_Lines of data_
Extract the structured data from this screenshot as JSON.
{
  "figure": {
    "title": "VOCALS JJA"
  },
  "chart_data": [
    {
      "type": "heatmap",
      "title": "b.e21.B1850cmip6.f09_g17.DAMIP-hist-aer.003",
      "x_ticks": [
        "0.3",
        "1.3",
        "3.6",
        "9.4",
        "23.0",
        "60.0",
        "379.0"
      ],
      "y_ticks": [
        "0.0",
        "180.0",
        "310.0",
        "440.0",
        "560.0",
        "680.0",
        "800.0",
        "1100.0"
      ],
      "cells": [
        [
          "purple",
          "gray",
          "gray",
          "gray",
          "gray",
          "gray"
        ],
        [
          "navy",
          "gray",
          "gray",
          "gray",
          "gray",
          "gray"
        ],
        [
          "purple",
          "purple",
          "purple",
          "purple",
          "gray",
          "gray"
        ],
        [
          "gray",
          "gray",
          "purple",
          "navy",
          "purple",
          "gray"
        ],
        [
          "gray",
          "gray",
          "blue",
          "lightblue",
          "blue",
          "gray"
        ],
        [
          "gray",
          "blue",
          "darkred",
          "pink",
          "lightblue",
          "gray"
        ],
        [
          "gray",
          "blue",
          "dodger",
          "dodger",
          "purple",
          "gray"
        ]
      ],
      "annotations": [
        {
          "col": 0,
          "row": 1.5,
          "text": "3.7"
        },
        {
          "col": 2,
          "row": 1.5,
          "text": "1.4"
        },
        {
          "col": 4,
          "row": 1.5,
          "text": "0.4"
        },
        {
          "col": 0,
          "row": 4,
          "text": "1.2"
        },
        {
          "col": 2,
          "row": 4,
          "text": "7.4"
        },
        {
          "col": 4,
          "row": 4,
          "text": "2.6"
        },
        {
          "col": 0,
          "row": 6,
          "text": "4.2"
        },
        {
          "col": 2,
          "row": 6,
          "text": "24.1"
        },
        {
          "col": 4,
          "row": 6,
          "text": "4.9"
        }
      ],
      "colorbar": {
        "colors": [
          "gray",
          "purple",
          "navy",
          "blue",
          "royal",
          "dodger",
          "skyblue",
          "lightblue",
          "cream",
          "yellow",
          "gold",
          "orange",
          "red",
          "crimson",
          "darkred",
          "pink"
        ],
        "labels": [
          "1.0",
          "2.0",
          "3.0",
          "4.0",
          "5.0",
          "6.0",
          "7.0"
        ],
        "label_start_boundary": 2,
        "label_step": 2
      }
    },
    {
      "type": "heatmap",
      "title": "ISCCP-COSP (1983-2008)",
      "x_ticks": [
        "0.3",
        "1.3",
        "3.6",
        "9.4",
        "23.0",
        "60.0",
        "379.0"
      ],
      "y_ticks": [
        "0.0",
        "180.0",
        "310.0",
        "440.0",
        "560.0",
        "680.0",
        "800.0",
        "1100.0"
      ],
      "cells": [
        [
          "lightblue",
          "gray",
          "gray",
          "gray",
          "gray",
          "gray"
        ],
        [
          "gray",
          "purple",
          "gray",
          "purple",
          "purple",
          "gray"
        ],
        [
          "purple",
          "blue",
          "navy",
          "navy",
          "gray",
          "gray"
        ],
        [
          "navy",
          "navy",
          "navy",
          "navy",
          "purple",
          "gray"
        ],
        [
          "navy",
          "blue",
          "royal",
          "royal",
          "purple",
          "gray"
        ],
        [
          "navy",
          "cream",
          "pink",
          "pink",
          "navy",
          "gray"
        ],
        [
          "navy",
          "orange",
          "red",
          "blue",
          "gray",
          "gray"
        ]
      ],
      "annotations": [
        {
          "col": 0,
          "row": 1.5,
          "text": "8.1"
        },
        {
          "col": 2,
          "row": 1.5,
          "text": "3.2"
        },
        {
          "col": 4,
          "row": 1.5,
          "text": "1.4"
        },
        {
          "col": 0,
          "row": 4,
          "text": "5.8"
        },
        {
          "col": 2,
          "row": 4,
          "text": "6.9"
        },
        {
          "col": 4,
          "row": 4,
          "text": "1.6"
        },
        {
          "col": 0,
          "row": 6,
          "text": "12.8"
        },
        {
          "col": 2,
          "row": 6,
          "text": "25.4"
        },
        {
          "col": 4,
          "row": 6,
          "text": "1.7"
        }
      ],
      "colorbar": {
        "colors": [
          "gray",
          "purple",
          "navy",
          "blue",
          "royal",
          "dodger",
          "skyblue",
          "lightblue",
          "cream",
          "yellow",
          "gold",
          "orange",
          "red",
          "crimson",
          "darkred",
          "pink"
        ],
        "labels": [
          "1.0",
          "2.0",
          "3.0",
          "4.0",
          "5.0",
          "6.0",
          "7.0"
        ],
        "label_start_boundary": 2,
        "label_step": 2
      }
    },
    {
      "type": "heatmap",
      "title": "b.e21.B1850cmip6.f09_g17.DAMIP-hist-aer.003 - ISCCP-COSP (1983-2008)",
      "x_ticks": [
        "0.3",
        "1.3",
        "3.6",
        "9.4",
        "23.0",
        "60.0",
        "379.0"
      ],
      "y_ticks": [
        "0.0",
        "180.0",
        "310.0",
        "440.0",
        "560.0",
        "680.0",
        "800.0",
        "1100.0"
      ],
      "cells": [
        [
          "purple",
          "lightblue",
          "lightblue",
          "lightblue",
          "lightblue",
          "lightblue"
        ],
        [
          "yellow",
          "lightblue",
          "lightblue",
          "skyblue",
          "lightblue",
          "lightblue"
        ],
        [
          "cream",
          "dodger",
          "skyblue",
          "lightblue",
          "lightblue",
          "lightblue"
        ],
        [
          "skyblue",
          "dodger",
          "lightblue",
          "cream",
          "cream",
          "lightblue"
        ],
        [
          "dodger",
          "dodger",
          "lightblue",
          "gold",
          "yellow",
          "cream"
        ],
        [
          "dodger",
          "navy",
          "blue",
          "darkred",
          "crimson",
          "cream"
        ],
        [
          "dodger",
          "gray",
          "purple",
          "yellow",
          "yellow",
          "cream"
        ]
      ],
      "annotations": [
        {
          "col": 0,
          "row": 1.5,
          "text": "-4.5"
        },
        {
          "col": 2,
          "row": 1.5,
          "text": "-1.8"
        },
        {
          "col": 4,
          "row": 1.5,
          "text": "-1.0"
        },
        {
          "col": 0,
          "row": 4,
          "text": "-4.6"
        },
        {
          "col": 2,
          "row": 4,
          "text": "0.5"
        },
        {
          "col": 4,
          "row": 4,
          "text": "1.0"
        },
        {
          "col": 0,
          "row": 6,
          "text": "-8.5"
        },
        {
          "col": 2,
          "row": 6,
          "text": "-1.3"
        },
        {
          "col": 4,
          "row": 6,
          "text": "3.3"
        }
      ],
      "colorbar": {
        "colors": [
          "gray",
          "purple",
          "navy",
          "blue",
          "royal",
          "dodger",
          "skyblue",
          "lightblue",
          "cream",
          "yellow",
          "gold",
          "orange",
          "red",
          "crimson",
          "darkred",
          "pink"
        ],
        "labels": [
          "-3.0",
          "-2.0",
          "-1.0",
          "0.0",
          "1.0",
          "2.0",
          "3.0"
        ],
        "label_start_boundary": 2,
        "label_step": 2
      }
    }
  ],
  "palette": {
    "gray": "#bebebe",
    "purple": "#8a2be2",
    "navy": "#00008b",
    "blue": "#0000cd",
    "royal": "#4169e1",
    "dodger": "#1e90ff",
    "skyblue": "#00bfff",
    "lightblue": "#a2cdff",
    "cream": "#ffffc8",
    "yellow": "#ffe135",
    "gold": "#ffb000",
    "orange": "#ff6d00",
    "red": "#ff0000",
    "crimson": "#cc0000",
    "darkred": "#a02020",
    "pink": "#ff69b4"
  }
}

_Direction_
Every entry above needs to be quoted exactly.

_Worked answer_
Extract the structured data from this screenshot as JSON.
{
  "figure": {
    "title": "VOCALS JJA"
  },
  "chart_data": [
    {
      "type": "heatmap",
      "title": "b.e21.B1850cmip6.f09_g17.DAMIP-hist-aer.003",
      "x_ticks": [
        "0.3",
        "1.3",
        "3.6",
        "9.4",
        "23.0",
        "60.0",
        "379.0"
      ],
      "y_ticks": [
        "0.0",
        "180.0",
        "310.0",
        "440.0",
        "560.0",
        "680.0",
        "800.0",
        "1100.0"
      ],
      "cells": [
        [
          "purple",
          "gray",
          "gray",
          "gray",
          "gray",
          "gray"
        ],
        [
          "navy",
          "gray",
          "gray",
          "gray",
          "gray",
          "gray"
        ],
        [
          "purple",
          "purple",
          "purple",
          "purple",
          "gray",
          "gray"
        ],
        [
          "gray",
          "gray",
          "purple",
          "navy",
          "purple",
          "gray"
        ],
        [
          "gray",
          "gray",
          "blue",
          "lightblue",
          "blue",
          "gray"
        ],
        [
          "gray",
          "blue",
          "darkred",
          "pink",
          "lightblue",
          "gray"
        ],
        [
          "gray",
          "blue",
          "dodger",
          "dodger",
          "purple",
          "gray"
        ]
      ],
      "annotations": [
        {
          "col": 0,
          "row": 1.5,
          "text": "3.7"
        },
        {
          "col": 2,
          "row": 1.5,
          "text": "1.4"
        },
        {
          "col": 4,
          "row": 1.5,
          "text": "0.4"
        },
        {
          "col": 0,
          "row": 4,
          "text": "1.2"
        },
        {
          "col": 2,
          "row": 4,
          "text": "7.4"
        },
        {
          "col": 4,
          "row": 4,
          "text": "2.6"
        },
        {
          "col": 0,
          "row": 6,
          "text": "4.2"
        },
        {
          "col": 2,
          "row": 6,
          "text": "24.1"
        },
        {
          "col": 4,
          "row": 6,
          "text": "4.9"
        }
      ],
      "colorbar": {
        "colors": [
          "gray",
          "purple",
          "navy",
          "blue",
          "royal",
          "dodger",
          "skyblue",
          "lightblue",
          "cream",
          "yellow",
          "gold",
          "orange",
          "red",
          "crimson",
          "darkred",
          "pink"
        ],
        "labels": [
          "1.0",
          "2.0",
          "3.0",
          "4.0",
          "5.0",
          "6.0",
          "7.0"
        ],
        "label_start_boundary": 2,
        "label_step": 2
      }
    },
    {
      "type": "heatmap",
      "title": "ISCCP-COSP (1983-2008)",
      "x_ticks": [
        "0.3",
        "1.3",
        "3.6",
        "9.4",
        "23.0",
        "60.0",
        "379.0"
      ],
      "y_ticks": [
        "0.0",
        "180.0",
        "310.0",
        "440.0",
        "560.0",
        "680.0",
        "800.0",
        "1100.0"
      ],
      "cells": [
        [
          "lightblue",
          "gray",
          "gray",
          "gray",
          "gray",
          "gray"
        ],
        [
          "gray",
          "purple",
          "gray",
          "purple",
          "purple",
          "gray"
        ],
        [
          "purple",
          "blue",
          "navy",
          "navy",
          "gray",
          "gray"
        ],
        [
          "navy",
          "navy",
          "navy",
          "navy",
          "purple",
          "gray"
        ],
        [
          "navy",
          "blue",
          "royal",
          "royal",
          "purple",
          "gray"
        ],
        [
          "navy",
          "cream",
          "pink",
          "pink",
          "navy",
          "gray"
        ],
        [
          "navy",
          "orange",
          "red",
          "blue",
          "gray",
          "gray"
        ]
      ],
      "annotations": [
        {
          "col": 0,
          "row": 1.5,
          "text": "8.1"
        },
        {
          "col": 2,
          "row": 1.5,
          "text": "3.2"
        },
        {
          "col": 4,
          "row": 1.5,
          "text": "1.4"
        },
        {
          "col": 0,
          "row": 4,
          "text": "5.8"
        },
        {
          "col": 2,
          "row": 4,
          "text": "6.9"
        },
        {
          "col": 4,
          "row": 4,
          "text": "1.6"
        },
        {
          "col": 0,
          "row": 6,
          "text": "12.8"
        },
        {
          "col": 2,
          "row": 6,
          "text": "25.4"
        },
        {
          "col": 4,
          "row": 6,
          "text": "1.7"
        }
      ],
      "colorbar": {
        "colors": [
          "gray",
          "purple",
          "navy",
          "blue",
          "royal",
          "dodger",
          "skyblue",
          "lightblue",
          "cream",
          "yellow",
          "gold",
          "orange",
          "red",
          "crimson",
          "darkred",
          "pink"
        ],
        "labels": [
          "1.0",
          "2.0",
          "3.0",
          "4.0",
          "5.0",
          "6.0",
          "7.0"
        ],
        "label_start_boundary": 2,
        "label_step": 2
      }
    },
    {
      "type": "heatmap",
      "title": "b.e21.B1850cmip6.f09_g17.DAMIP-hist-aer.003 - ISCCP-COSP (1983-2008)",
      "x_ticks": [
        "0.3",
        "1.3",
        "3.6",
        "9.4",
        "23.0",
        "60.0",
        "379.0"
      ],
      "y_ticks": [
        "0.0",
        "180.0",
        "310.0",
        "440.0",
        "560.0",
        "680.0",
        "800.0",
        "1100.0"
      ],
      "cells": [
        [
          "purple",
          "lightblue",
          "lightblue",
          "lightblue",
          "lightblue",
          "lightblue"
        ],
        [
          "yellow",
          "lightblue",
          "lightblue",
          "skyblue",
          "lightblue",
          "lightblue"
        ],
        [
          "cream",
          "dodger",
          "skyblue",
          "lightblue",
          "lightblue",
          "lightblue"
        ],
        [
          "skyblue",
          "dodger",
          "lightblue",
          "cream",
          "cream",
          "lightblue"
        ],
        [
          "dodger",
          "dodger",
          "lightblue",
          "gold",
          "yellow",
          "cream"
        ],
        [
          "dodger",
          "navy",
          "blue",
          "darkred",
          "crimson",
          "cream"
        ],
        [
          "dodger",
          "gray",
          "purple",
          "yellow",
          "yellow",
          "cream"
        ]
      ],
      "annotations": [
        {
          "col": 0,
          "row": 1.5,
          "text": "-4.5"
        },
        {
          "col": 2,
          "row": 1.5,
          "text": "-1.8"
        },
        {
          "col": 4,
          "row": 1.5,
          "text": "-1.0"
        },
        {
          "col": 0,
          "row": 4,
          "text": "-4.6"
        },
        {
          "col": 2,
          "row": 4,
          "text": "0.5"
        },
        {
          "col": 4,
          "row": 4,
          "text": "1.0"
        },
        {
          "col": 0,
          "row": 6,
          "text": "-8.5"
        },
        {
          "col": 2,
          "row": 6,
          "text": "-1.3"
        },
        {
          "col": 4,
          "row": 6,
          "text": "3.3"
        }
      ],
      "colorbar": {
        "colors": [
          "gray",
          "purple",
          "navy",
          "blue",
          "royal",
          "dodger",
          "skyblue",
          "lightblue",
          "cream",
          "yellow",
          "gold",
          "orange",
          "red",
          "crimson",
          "darkred",
          "pink"
        ],
        "labels": [
          "-3.0",
          "-2.0",
          "-1.0",
          "0.0",
          "1.0",
          "2.0",
          "3.0"
        ],
        "label_start_boundary": 2,
        "label_step": 2
      }
    }
  ],
  "palette": {
    "gray": "#bebebe",
    "purple": "#8a2be2",
    "navy": "#00008b",
    "blue": "#0000cd",
    "royal": "#4169e1",
    "dodger": "#1e90ff",
    "skyblue": "#00bfff",
    "lightblue": "#a2cdff",
    "cream": "#ffffc8",
    "yellow": "#ffe135",
    "gold": "#ffb000",
    "orange": "#ff6d00",
    "red": "#ff0000",
    "crimson": "#cc0000",
    "darkred": "#a02020",
    "pink": "#ff69b4"
  }
}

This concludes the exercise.